* _PROBLEM REQUIREMENTS_
Make an exact copy of all the entries, with the pictures left out.

* _INPUT DATA_
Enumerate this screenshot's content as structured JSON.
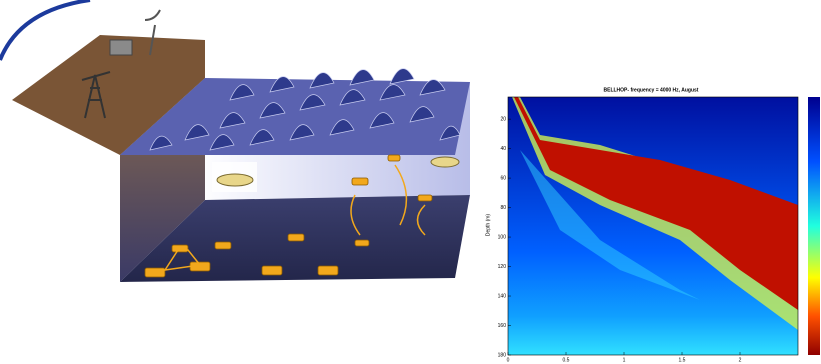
{
  "plot": {
    "title": "BELLHOP- frequency = 4000 Hz, August",
    "ylabel": "Depth (m)",
    "ylim": [
      5,
      180
    ],
    "yticks": [
      20,
      40,
      60,
      80,
      100,
      120,
      140,
      160,
      180
    ],
    "xlim": [
      0,
      2.5
    ],
    "xticks": [
      0,
      0.5,
      1,
      1.5,
      2
    ]
  }
}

* _OUTPUT BELOW_
Enumerate this screenshot's content as structured JSON.
{
  "plot": {
    "title": "BELLHOP- frequency = 4000 Hz, August",
    "ylabel": "Depth (m)",
    "ylim": [
      5,
      180
    ],
    "yticks": [
      20,
      40,
      60,
      80,
      100,
      120,
      140,
      160,
      180
    ],
    "xlim": [
      0,
      2.5
    ],
    "xticks": [
      0,
      0.5,
      1,
      1.5,
      2
    ]
  }
}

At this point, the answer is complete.